══ EXTRACTED INFORMATION
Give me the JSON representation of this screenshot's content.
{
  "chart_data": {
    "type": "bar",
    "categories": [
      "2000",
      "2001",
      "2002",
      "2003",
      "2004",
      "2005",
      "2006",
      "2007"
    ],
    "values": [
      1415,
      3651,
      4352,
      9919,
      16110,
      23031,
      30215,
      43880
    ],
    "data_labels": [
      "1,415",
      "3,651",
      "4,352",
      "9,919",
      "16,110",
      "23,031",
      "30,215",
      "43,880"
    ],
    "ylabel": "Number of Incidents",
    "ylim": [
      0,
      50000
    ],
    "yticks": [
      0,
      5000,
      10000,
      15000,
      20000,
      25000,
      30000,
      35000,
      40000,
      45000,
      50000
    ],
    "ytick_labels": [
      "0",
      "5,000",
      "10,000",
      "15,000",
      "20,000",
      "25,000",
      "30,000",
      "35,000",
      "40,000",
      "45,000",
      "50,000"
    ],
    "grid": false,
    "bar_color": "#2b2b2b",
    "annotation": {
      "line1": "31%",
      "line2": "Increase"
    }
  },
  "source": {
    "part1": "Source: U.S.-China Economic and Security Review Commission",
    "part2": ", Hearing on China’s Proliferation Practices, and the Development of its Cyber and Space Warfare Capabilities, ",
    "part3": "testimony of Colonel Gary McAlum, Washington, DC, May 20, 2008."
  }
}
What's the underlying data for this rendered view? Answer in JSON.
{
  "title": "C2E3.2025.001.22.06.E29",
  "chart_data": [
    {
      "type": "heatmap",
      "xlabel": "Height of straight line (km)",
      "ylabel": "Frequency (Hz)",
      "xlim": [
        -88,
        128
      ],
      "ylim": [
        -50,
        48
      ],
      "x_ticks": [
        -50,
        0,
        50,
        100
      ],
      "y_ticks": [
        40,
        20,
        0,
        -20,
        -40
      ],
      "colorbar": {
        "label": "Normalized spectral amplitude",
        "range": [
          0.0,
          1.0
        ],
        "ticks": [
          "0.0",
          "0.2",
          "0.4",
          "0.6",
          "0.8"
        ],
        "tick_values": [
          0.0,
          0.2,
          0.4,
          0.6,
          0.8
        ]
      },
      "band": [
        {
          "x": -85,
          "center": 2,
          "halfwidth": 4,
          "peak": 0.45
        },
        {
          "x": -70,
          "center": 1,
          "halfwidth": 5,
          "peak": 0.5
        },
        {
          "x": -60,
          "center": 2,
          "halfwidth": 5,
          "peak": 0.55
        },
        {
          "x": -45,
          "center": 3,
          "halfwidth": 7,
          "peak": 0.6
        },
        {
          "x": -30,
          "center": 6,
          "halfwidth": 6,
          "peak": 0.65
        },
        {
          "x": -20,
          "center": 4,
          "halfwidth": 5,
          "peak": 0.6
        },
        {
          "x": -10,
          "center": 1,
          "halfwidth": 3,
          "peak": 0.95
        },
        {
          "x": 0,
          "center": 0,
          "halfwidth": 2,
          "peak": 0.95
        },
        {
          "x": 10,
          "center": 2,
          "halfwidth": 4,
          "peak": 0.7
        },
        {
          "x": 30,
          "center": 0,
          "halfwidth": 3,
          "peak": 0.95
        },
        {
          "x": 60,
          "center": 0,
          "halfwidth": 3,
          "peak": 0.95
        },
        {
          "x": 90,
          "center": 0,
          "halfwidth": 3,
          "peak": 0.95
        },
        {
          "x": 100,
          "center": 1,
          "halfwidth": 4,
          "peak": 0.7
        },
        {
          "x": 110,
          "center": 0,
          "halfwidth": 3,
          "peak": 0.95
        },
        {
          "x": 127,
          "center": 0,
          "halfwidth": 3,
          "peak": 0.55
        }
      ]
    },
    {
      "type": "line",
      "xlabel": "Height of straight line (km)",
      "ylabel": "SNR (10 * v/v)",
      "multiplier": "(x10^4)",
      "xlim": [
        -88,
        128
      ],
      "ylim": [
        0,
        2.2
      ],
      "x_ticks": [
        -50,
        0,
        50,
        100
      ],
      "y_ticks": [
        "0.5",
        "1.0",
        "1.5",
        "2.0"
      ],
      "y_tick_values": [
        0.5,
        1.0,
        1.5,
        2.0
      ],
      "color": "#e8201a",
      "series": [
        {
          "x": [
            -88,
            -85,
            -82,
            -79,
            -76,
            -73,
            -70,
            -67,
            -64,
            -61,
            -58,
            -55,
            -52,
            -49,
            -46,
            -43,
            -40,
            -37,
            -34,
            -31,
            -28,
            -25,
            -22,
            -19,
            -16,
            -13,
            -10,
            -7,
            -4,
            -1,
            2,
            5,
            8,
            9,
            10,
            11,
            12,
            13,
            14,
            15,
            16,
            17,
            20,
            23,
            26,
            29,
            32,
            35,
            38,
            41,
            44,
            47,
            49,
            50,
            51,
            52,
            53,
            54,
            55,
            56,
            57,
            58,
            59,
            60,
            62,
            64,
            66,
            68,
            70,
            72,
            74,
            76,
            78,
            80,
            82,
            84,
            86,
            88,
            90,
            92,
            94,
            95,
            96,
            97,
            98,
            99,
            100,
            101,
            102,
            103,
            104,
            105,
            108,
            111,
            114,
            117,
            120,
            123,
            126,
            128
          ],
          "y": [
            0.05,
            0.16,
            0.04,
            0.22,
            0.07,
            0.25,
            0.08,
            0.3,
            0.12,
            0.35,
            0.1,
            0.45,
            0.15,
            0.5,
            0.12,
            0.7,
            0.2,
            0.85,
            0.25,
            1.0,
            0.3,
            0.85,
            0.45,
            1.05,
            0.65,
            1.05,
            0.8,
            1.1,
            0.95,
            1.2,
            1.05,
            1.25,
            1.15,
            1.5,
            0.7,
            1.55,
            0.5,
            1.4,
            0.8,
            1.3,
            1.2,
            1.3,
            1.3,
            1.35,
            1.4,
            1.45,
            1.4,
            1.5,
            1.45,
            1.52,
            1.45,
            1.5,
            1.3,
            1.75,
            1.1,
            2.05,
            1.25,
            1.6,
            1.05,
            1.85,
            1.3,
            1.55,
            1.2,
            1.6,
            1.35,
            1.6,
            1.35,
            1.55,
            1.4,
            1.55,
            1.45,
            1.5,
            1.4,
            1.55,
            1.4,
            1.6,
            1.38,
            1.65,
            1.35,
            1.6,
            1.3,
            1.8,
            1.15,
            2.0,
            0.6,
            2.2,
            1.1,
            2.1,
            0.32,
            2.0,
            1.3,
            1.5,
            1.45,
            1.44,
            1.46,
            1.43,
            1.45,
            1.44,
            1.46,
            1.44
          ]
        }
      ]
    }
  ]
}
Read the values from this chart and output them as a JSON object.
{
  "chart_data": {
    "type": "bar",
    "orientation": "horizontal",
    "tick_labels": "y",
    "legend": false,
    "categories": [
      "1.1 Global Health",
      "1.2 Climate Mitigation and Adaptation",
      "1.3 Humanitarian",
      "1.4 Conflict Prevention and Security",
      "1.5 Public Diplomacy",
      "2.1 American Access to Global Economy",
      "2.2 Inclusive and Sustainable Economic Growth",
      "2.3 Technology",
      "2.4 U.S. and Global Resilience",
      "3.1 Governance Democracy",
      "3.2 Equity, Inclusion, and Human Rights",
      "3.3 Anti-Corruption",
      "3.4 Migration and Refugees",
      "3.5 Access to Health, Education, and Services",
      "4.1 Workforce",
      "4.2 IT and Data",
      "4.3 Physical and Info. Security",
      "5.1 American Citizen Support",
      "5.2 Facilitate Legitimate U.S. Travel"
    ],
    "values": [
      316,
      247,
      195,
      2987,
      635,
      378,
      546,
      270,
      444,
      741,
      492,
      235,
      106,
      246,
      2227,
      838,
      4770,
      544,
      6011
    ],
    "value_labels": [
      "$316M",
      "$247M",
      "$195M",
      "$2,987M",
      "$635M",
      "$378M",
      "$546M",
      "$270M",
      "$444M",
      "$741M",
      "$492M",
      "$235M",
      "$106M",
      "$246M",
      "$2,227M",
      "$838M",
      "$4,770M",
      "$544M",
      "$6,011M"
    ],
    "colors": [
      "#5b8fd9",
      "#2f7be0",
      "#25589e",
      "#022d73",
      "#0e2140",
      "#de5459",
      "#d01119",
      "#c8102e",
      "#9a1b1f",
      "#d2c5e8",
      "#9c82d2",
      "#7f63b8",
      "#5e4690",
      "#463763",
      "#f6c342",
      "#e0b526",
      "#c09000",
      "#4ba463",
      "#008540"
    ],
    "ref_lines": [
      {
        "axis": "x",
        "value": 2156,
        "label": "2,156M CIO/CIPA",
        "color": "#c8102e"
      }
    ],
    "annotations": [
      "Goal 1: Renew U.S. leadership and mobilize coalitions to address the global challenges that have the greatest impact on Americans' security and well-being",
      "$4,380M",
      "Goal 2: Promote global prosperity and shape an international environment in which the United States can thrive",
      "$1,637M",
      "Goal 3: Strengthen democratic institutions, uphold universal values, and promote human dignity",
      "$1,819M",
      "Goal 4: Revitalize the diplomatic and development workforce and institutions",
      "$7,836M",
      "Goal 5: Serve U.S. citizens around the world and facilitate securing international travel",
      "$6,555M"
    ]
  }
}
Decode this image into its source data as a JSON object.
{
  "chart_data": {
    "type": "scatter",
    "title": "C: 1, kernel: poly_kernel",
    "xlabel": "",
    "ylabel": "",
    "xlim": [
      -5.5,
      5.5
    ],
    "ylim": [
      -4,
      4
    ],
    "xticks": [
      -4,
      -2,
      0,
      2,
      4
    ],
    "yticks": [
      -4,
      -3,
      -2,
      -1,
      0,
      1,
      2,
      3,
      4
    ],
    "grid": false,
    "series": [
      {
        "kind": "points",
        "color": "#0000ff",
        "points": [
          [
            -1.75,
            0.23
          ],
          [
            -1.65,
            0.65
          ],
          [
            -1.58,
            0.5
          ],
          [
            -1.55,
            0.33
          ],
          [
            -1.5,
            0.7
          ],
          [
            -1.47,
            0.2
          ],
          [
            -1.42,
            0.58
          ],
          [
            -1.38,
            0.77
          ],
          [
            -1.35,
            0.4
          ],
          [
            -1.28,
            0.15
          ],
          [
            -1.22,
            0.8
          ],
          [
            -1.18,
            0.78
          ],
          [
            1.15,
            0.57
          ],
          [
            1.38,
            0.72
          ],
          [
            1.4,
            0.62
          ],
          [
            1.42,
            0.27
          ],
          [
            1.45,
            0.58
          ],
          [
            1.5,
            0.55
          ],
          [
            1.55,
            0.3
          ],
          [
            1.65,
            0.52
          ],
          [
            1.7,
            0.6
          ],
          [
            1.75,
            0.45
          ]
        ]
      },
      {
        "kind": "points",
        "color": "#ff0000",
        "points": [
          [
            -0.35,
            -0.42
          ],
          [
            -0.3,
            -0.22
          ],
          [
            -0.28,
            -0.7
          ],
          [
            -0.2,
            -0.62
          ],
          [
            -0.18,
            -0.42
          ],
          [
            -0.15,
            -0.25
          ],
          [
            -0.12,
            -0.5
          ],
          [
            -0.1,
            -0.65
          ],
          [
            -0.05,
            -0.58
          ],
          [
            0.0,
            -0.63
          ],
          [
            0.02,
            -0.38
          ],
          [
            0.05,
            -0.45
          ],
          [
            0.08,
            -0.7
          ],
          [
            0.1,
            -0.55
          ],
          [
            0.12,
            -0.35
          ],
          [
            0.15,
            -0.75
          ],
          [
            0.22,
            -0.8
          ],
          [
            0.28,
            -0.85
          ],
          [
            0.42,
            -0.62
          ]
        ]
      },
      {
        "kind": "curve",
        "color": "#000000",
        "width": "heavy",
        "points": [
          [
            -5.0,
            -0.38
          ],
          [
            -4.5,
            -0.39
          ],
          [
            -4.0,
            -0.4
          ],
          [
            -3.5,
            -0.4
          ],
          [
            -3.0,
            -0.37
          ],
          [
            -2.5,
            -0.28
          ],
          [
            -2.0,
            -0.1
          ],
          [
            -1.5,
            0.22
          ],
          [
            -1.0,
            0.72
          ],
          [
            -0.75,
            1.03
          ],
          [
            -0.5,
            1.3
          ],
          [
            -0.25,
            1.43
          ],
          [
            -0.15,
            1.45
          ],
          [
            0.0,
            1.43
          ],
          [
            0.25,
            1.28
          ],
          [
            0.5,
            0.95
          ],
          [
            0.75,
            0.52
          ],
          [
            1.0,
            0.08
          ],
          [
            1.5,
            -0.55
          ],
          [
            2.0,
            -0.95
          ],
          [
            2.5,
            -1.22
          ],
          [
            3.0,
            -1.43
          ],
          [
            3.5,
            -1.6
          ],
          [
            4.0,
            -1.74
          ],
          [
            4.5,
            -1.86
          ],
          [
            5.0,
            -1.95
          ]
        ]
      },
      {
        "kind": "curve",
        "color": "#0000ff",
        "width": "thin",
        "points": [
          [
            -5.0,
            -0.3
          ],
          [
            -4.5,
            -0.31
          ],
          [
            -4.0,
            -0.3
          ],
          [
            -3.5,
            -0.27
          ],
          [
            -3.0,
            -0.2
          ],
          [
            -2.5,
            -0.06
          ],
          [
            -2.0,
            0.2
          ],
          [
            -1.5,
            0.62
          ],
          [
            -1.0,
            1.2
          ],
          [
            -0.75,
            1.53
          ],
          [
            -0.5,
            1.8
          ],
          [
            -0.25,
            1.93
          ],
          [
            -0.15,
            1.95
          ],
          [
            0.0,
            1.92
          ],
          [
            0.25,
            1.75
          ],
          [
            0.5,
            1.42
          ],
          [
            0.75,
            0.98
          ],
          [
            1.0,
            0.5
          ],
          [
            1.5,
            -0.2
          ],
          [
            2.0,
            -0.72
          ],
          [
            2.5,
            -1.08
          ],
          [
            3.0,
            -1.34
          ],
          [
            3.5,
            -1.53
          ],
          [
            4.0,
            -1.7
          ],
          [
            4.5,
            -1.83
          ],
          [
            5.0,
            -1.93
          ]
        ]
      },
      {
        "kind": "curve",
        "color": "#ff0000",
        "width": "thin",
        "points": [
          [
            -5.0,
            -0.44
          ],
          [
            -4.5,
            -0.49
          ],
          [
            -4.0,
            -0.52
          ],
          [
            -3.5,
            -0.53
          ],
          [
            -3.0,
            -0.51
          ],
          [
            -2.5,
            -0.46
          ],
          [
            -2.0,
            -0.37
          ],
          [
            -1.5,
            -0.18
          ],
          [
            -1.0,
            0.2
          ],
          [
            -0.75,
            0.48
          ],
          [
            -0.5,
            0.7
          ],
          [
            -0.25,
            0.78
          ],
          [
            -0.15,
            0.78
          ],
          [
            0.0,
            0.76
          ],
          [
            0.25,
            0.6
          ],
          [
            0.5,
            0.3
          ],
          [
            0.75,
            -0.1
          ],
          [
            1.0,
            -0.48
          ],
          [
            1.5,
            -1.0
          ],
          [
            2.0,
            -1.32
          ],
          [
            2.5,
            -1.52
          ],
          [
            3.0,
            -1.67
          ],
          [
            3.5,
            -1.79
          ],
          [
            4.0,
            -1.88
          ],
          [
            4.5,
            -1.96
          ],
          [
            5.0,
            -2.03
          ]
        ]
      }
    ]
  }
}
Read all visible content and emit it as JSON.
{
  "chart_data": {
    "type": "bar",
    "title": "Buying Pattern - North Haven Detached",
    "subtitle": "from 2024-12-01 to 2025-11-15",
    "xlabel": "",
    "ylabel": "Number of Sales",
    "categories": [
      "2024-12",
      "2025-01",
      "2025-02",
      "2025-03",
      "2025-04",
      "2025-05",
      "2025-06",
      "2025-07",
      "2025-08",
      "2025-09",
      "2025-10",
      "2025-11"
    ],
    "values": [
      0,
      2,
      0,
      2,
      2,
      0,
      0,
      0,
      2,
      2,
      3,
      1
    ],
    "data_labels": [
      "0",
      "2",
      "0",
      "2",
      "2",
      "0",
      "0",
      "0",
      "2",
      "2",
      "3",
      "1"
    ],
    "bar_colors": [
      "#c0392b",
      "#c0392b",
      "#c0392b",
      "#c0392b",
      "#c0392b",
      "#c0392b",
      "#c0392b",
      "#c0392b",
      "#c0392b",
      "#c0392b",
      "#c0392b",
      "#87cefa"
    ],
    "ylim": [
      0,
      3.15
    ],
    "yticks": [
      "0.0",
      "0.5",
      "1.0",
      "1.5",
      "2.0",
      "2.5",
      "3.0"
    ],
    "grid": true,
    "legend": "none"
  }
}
════
TASK
Give again, word for word, every line from the one holding "Read all visible content and emit it as JSON." to the end of the data.

SOLUTION TO THIS TASK
Read all visible content and emit it as JSON.
{
  "chart_data": {
    "type": "bar",
    "title": "Buying Pattern - North Haven Detached",
    "subtitle": "from 2024-12-01 to 2025-11-15",
    "xlabel": "",
    "ylabel": "Number of Sales",
    "categories": [
      "2024-12",
      "2025-01",
      "2025-02",
      "2025-03",
      "2025-04",
      "2025-05",
      "2025-06",
      "2025-07",
      "2025-08",
      "2025-09",
      "2025-10",
      "2025-11"
    ],
    "values": [
      0,
      2,
      0,
      2,
      2,
      0,
      0,
      0,
      2,
      2,
      3,
      1
    ],
    "data_labels": [
      "0",
      "2",
      "0",
      "2",
      "2",
      "0",
      "0",
      "0",
      "2",
      "2",
      "3",
      "1"
    ],
    "bar_colors": [
      "#c0392b",
      "#c0392b",
      "#c0392b",
      "#c0392b",
      "#c0392b",
      "#c0392b",
      "#c0392b",
      "#c0392b",
      "#c0392b",
      "#c0392b",
      "#c0392b",
      "#87cefa"
    ],
    "ylim": [
      0,
      3.15
    ],
    "yticks": [
      "0.0",
      "0.5",
      "1.0",
      "1.5",
      "2.0",
      "2.5",
      "3.0"
    ],
    "grid": true,
    "legend": "none"
  }
}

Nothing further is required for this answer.